**Goal:**
Out of the lines below, please list those that hold the string "title".
==== Listing
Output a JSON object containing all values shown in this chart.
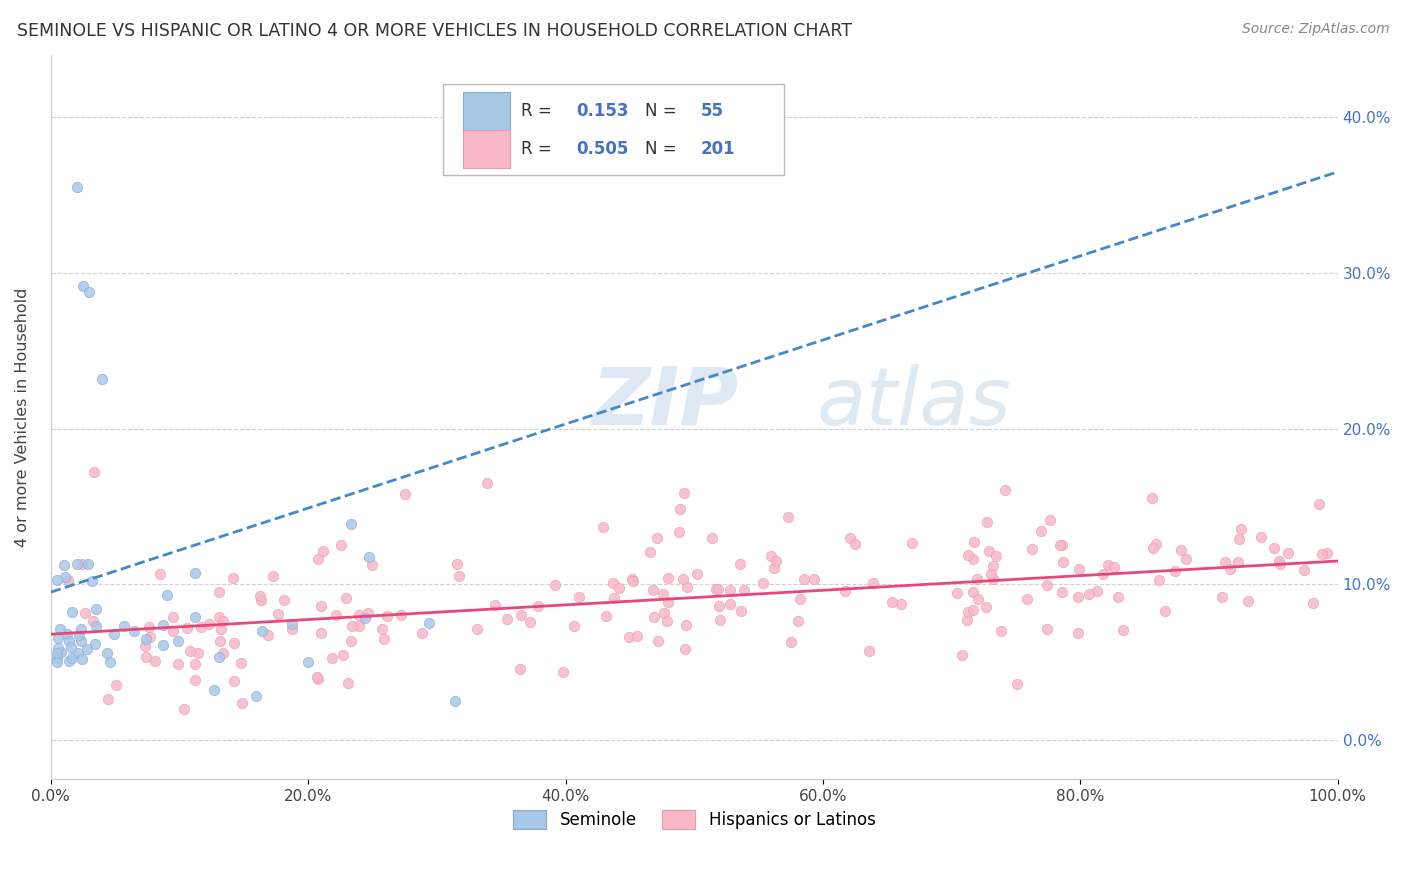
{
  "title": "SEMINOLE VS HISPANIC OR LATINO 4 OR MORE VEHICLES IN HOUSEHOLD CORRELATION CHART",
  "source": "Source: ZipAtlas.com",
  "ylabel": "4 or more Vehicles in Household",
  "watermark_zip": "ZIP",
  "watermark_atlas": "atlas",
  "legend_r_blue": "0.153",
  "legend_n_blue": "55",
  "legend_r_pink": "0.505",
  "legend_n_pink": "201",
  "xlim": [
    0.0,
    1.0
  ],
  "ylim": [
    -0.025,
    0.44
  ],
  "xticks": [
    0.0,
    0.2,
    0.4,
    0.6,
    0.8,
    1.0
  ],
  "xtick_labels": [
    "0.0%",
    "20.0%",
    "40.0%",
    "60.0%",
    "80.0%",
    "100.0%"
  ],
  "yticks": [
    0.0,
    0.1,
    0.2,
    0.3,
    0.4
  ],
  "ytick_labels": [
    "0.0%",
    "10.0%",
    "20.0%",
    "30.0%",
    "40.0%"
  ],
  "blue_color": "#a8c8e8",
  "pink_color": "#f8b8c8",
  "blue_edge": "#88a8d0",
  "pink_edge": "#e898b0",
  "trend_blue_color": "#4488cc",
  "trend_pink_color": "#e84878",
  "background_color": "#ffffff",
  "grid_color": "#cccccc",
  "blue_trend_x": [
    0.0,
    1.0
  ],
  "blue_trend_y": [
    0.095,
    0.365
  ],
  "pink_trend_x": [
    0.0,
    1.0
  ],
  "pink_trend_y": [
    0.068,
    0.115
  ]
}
========
==== Listing
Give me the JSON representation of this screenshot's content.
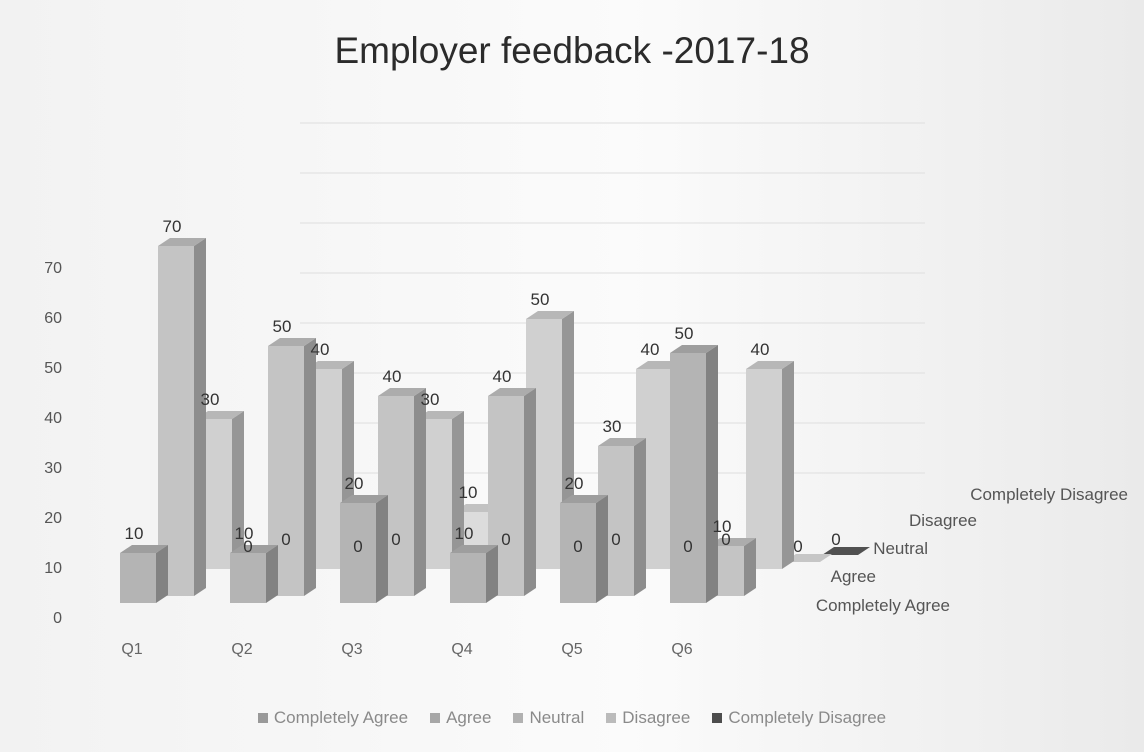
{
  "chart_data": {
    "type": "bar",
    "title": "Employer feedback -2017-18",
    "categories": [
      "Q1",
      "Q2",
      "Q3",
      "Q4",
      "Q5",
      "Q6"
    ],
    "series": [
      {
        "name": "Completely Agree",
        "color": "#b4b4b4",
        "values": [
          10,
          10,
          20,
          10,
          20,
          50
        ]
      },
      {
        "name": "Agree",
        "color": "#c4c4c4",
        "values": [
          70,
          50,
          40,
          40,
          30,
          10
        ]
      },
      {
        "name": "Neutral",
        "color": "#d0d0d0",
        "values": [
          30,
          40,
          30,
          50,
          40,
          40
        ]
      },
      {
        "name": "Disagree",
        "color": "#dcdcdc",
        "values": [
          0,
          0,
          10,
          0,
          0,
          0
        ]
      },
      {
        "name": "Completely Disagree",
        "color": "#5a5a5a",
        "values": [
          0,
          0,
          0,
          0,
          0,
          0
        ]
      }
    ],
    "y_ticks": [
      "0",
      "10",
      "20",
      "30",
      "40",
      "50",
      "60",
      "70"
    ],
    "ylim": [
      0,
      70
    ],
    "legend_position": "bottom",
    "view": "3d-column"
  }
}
========
**Result:**
  "title": "SEMINOLE VS HISPANIC OR LATINO 4 OR MORE VEHICLES IN HOUSEHOLD CORRELATION CHART",
    "title": "Employer feedback -2017-18",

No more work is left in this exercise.